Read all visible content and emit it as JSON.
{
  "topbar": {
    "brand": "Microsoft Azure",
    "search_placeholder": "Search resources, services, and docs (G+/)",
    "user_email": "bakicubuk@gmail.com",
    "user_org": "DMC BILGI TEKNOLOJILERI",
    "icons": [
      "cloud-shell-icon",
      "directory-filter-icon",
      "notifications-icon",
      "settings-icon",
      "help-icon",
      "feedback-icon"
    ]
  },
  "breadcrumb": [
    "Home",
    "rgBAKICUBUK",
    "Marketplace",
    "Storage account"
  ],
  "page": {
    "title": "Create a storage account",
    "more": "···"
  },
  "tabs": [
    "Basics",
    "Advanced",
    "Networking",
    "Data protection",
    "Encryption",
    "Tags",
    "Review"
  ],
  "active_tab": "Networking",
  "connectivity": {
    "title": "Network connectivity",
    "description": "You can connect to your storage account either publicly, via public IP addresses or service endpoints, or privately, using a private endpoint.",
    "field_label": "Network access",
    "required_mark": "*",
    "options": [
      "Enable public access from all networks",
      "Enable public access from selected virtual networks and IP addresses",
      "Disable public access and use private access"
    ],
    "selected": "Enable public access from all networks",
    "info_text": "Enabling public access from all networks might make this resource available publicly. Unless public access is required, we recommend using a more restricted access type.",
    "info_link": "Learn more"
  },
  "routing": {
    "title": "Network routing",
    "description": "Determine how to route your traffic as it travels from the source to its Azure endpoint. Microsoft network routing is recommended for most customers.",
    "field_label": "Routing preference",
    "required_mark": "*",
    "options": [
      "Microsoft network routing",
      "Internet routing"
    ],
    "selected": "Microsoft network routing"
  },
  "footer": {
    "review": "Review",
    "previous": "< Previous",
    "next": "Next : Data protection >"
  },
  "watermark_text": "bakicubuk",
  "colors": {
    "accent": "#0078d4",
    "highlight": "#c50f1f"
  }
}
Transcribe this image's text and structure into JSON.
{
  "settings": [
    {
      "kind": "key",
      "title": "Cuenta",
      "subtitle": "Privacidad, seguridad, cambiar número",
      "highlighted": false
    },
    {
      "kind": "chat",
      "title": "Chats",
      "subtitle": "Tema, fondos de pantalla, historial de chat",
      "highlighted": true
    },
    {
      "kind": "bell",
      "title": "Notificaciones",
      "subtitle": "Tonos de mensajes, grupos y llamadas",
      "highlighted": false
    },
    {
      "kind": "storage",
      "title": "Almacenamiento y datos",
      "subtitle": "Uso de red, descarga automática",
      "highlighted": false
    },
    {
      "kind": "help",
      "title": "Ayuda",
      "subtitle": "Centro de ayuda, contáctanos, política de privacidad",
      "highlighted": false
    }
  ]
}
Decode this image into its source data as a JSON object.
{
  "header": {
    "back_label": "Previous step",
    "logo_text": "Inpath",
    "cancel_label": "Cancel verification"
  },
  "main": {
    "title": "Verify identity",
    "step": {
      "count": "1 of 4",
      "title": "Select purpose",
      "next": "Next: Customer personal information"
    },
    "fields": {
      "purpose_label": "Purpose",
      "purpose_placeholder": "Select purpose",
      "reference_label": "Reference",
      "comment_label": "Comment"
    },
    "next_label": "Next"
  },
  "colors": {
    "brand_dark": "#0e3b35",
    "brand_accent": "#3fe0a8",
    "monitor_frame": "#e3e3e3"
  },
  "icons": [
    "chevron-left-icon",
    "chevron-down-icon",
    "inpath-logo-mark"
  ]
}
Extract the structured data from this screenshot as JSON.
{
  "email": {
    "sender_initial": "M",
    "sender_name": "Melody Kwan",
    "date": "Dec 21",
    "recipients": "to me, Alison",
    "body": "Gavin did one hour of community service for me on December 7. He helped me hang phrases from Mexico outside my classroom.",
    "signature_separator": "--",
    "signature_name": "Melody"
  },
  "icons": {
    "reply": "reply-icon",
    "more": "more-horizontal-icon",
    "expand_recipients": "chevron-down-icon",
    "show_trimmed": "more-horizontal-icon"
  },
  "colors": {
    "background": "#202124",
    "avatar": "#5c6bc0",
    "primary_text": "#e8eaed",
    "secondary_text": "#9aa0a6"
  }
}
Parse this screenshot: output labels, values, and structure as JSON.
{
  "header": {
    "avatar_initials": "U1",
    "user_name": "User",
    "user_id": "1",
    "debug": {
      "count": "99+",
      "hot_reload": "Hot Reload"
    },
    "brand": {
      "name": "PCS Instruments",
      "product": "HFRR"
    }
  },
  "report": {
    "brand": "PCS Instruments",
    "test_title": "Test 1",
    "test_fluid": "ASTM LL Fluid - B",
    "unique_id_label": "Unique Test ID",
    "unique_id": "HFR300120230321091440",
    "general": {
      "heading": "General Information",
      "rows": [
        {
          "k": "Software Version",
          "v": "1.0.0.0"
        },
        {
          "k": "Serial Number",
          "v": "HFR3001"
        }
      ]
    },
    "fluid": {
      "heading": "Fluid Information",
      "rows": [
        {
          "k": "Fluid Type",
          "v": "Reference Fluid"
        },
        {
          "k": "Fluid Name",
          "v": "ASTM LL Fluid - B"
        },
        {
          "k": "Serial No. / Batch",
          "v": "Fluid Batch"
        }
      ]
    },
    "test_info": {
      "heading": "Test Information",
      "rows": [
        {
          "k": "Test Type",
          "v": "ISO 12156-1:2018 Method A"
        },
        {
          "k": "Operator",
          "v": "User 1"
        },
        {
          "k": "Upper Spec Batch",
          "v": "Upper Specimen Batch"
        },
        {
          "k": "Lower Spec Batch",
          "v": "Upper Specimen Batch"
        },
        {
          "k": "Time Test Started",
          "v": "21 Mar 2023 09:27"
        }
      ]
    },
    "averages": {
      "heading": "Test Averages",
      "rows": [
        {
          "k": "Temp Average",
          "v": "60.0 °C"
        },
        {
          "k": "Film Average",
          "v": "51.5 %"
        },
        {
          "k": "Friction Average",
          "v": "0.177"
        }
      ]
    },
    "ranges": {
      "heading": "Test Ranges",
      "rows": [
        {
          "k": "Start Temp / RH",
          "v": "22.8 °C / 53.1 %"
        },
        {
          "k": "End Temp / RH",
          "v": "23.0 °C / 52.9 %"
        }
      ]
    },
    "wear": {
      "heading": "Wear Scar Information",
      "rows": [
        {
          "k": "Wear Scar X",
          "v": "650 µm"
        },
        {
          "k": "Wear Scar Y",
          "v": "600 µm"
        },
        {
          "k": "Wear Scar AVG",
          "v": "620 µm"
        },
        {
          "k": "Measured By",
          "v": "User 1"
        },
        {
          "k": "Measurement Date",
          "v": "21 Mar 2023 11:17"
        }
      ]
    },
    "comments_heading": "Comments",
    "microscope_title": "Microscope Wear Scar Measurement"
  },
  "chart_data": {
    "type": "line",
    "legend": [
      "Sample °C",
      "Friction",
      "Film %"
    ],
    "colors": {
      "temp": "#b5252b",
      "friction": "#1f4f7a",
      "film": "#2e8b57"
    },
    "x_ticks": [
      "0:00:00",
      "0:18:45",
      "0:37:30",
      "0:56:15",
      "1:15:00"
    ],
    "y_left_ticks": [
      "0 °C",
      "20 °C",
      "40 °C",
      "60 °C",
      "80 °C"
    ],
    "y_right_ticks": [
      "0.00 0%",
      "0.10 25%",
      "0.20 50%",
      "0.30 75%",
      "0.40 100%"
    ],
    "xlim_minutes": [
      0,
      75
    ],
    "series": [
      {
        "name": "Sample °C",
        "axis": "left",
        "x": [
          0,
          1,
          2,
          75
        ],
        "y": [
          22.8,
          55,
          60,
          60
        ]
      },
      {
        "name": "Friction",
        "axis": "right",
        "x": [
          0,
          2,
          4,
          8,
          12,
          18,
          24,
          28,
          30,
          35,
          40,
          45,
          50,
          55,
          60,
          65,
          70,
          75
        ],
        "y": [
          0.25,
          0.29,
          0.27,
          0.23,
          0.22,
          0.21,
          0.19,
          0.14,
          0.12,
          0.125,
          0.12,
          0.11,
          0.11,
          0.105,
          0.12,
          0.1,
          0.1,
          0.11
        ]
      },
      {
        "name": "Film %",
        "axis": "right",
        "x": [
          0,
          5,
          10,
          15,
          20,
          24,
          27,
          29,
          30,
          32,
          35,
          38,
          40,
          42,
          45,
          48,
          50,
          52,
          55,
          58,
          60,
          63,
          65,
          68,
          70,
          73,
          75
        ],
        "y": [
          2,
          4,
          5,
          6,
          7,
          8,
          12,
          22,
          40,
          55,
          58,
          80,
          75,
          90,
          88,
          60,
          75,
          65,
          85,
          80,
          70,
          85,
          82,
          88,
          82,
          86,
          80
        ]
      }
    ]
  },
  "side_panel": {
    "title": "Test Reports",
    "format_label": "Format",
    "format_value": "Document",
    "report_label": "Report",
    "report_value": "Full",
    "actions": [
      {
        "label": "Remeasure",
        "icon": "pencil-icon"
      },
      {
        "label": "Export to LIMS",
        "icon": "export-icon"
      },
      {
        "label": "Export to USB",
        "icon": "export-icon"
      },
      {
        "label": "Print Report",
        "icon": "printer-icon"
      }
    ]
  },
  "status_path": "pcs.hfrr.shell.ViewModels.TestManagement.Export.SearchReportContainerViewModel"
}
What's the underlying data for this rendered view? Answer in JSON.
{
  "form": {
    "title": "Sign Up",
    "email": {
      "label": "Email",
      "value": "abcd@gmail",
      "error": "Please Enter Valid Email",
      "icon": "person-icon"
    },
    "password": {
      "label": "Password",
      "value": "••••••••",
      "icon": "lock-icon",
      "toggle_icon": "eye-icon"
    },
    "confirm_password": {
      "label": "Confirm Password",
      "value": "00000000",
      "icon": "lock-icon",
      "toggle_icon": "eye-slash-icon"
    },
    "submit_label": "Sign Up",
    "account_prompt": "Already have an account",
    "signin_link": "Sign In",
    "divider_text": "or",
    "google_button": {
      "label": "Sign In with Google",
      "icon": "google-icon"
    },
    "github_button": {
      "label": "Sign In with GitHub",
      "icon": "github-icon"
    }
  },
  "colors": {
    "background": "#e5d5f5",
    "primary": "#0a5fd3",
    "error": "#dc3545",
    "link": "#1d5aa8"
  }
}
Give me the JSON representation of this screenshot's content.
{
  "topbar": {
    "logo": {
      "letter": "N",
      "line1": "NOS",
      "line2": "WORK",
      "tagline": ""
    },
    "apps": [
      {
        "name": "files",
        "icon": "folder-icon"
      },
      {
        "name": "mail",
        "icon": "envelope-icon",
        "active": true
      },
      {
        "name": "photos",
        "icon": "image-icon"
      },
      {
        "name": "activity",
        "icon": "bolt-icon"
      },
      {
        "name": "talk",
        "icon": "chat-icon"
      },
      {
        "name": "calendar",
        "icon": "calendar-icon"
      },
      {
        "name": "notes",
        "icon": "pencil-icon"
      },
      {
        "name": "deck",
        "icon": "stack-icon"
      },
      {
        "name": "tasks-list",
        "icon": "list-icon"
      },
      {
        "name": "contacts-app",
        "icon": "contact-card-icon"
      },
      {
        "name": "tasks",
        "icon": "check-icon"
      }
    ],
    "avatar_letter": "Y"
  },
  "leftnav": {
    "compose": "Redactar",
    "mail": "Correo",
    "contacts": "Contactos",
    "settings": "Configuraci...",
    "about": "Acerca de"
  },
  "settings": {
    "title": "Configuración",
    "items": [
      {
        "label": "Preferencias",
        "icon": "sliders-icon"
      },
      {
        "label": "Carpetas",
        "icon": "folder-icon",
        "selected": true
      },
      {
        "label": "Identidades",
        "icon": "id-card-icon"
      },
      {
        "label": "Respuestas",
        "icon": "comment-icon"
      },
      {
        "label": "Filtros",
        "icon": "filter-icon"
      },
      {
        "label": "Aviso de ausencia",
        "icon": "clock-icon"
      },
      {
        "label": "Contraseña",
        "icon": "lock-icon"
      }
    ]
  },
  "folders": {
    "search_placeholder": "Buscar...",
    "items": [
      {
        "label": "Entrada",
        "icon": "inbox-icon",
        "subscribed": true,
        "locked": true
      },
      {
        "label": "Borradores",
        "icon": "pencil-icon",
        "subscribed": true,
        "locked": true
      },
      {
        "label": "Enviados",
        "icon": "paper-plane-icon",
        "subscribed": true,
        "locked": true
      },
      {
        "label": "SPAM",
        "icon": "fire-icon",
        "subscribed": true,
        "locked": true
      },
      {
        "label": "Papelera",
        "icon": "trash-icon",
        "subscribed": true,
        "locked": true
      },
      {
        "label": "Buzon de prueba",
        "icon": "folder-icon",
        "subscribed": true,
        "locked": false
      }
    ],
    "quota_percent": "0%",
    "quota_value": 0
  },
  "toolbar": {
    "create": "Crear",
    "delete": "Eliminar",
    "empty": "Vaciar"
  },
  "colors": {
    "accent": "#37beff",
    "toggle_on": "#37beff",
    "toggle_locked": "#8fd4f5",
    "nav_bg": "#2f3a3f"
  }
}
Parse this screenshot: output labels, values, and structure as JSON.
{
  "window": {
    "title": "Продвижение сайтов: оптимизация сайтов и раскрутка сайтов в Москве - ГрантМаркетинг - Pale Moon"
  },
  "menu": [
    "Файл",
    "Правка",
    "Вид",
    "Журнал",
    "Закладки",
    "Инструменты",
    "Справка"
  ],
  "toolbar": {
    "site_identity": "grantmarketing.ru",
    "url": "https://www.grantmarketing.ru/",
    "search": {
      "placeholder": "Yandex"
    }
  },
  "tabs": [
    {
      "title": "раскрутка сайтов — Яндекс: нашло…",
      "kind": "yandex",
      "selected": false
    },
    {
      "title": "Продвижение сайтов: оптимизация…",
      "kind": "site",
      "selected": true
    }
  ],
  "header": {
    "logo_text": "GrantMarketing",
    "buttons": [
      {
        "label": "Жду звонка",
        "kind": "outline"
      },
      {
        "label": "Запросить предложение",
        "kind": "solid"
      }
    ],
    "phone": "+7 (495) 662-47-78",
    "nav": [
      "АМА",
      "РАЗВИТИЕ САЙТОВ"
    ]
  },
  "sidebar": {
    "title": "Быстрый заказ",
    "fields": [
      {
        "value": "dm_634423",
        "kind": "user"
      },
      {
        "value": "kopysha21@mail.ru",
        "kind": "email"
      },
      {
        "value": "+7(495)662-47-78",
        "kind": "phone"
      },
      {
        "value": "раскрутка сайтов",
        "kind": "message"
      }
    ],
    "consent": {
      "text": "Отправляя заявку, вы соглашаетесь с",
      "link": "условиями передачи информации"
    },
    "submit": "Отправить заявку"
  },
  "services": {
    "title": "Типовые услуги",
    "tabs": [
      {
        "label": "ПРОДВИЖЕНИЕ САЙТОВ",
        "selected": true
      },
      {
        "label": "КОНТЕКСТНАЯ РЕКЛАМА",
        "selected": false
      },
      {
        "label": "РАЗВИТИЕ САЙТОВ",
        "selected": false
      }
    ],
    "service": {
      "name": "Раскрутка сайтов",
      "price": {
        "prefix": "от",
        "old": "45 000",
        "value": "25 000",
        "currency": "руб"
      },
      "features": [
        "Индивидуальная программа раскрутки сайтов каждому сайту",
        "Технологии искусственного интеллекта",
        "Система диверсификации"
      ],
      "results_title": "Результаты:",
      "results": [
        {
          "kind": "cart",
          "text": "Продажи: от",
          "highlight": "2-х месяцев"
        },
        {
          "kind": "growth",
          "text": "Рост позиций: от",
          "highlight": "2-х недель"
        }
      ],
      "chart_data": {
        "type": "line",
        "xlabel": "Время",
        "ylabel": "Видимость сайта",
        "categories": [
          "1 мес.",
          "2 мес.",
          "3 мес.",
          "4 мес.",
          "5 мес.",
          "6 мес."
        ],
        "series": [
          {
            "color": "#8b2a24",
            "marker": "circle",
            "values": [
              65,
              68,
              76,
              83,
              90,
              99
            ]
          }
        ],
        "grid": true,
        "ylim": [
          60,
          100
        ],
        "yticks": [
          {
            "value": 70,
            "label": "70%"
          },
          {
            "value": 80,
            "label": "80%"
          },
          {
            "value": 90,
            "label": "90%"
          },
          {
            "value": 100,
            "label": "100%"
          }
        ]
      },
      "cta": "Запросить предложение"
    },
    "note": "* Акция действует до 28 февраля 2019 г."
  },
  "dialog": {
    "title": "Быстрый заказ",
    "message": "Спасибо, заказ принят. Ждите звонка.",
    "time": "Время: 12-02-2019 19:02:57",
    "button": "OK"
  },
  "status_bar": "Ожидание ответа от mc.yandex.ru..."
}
⁂
▶ [Exercise objective]
Copy out all lines that carry the word "Enable".

▶ [Task result]
      "Enable public access from all networks",
      "Enable public access from selected virtual networks and IP addresses",
    "selected": "Enable public access from all networks",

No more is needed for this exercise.